(Set problem): From the records below, copy every line that contains the word "goods".

(Data entries):
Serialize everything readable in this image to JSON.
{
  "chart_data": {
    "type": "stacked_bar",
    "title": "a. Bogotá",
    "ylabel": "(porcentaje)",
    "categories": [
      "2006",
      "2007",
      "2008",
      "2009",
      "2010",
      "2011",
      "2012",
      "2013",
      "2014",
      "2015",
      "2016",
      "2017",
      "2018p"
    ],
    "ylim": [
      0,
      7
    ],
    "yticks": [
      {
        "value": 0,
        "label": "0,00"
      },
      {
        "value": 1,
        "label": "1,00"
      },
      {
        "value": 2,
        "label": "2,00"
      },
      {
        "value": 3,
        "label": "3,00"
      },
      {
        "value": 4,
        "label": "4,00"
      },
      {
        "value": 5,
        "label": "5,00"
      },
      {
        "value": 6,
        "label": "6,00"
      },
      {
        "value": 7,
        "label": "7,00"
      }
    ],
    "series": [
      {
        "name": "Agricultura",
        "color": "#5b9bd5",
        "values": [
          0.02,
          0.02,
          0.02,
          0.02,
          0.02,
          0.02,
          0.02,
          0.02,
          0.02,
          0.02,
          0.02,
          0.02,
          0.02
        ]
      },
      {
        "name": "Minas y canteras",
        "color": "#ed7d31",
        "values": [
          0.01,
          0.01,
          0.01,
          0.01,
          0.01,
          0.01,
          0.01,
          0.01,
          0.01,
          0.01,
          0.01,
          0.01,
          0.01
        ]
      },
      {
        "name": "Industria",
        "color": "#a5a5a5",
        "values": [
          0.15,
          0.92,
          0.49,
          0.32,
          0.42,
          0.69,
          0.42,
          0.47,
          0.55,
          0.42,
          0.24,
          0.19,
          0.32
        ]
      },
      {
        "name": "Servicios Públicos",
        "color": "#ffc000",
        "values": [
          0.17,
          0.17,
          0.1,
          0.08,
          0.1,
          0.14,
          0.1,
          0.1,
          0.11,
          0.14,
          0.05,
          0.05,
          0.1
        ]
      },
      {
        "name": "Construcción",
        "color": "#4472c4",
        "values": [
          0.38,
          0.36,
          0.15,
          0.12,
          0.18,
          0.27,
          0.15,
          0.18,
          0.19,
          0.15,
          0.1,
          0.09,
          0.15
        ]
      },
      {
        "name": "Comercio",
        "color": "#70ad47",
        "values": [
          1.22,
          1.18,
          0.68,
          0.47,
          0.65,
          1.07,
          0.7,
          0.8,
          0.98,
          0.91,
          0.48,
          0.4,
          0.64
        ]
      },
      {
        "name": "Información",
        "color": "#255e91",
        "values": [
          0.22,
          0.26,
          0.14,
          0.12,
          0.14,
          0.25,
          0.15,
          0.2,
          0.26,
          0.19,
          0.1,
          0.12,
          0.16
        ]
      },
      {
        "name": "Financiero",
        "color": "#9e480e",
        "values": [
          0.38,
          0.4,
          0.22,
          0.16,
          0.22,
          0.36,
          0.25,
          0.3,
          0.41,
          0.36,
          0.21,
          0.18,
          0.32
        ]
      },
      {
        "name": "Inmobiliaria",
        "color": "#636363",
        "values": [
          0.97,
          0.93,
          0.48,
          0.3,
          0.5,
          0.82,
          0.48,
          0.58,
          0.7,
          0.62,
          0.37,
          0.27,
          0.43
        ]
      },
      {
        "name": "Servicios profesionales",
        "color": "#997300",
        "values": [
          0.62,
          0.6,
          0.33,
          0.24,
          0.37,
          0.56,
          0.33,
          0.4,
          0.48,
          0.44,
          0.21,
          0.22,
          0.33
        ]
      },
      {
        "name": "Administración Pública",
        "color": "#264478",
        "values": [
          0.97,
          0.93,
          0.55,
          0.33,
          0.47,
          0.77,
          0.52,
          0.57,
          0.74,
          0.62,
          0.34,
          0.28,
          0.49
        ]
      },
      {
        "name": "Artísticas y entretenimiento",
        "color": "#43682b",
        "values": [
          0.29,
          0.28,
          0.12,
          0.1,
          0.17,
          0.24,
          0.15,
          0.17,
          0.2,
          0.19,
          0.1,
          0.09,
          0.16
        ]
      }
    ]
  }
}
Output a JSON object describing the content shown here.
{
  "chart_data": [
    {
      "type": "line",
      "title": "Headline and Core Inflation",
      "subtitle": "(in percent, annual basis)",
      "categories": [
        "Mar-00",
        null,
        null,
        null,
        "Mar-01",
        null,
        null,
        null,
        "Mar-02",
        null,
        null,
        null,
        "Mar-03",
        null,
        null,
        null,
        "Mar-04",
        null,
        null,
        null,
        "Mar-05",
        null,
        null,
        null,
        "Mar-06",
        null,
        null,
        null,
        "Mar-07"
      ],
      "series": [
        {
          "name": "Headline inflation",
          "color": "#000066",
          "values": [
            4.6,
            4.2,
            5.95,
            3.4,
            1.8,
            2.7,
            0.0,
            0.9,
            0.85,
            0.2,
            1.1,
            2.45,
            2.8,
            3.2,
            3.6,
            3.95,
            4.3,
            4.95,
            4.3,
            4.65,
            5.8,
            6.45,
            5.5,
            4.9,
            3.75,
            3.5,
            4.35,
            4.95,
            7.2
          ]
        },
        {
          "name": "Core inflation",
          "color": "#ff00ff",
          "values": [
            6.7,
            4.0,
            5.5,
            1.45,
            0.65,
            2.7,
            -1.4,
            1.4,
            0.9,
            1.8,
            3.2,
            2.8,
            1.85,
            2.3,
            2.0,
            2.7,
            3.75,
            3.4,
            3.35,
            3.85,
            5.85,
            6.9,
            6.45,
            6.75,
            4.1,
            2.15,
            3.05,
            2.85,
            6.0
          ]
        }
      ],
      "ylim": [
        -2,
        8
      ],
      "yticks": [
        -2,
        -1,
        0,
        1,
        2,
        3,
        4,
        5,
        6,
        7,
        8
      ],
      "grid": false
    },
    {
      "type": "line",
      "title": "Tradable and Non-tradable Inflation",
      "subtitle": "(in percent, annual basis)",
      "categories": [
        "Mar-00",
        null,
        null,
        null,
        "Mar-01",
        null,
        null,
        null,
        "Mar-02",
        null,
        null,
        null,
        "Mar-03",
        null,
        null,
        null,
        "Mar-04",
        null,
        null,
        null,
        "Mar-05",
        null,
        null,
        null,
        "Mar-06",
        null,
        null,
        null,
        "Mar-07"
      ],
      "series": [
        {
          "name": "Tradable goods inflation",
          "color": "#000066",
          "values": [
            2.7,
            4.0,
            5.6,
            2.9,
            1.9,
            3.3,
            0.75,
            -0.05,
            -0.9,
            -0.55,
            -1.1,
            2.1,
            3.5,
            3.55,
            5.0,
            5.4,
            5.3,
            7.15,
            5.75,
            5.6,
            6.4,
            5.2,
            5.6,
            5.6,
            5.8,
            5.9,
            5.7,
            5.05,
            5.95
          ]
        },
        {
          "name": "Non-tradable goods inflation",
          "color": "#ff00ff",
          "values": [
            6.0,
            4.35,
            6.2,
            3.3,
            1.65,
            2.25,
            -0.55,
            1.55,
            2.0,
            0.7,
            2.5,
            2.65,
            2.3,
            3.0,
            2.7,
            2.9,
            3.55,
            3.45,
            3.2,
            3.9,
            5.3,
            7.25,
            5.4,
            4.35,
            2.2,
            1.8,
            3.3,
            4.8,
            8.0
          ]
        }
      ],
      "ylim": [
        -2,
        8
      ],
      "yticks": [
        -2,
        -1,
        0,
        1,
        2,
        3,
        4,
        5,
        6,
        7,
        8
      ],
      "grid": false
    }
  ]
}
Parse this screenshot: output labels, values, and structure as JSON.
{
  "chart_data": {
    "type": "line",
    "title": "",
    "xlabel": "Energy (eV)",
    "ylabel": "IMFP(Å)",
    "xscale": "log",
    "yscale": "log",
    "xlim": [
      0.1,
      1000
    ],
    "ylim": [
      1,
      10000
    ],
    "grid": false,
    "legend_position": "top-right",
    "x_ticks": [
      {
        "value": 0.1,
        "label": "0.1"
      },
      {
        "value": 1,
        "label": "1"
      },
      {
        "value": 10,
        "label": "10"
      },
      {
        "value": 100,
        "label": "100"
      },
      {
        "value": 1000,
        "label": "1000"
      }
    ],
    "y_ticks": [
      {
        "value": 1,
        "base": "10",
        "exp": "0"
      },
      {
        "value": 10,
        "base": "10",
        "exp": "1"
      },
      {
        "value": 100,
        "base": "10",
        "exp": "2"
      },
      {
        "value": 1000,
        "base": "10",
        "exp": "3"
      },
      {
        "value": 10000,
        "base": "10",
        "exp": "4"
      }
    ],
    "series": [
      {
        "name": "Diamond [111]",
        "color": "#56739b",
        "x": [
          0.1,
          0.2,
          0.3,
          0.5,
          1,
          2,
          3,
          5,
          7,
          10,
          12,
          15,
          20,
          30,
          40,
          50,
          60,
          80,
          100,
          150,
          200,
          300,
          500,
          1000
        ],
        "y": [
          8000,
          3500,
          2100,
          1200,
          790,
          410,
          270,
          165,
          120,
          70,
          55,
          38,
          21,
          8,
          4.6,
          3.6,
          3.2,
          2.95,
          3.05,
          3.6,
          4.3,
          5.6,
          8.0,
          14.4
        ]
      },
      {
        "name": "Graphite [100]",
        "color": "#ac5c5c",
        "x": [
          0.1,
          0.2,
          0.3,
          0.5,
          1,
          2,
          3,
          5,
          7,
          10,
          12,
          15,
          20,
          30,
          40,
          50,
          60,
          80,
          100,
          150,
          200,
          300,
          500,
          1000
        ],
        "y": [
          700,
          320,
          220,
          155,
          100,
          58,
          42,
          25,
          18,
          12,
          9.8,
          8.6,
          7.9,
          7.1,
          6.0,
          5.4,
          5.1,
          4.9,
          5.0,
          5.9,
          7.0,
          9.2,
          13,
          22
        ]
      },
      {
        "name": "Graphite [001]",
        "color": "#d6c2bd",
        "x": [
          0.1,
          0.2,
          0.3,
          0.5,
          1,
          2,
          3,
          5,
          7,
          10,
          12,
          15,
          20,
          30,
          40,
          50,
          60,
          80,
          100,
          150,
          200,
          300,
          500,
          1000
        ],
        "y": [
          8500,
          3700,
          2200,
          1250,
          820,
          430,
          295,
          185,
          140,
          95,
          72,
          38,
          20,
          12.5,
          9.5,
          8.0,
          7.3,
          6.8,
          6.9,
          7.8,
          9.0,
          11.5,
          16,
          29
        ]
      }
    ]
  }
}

(Answer to this task):
          "name": "Tradable goods inflation",
          "name": "Non-tradable goods inflation",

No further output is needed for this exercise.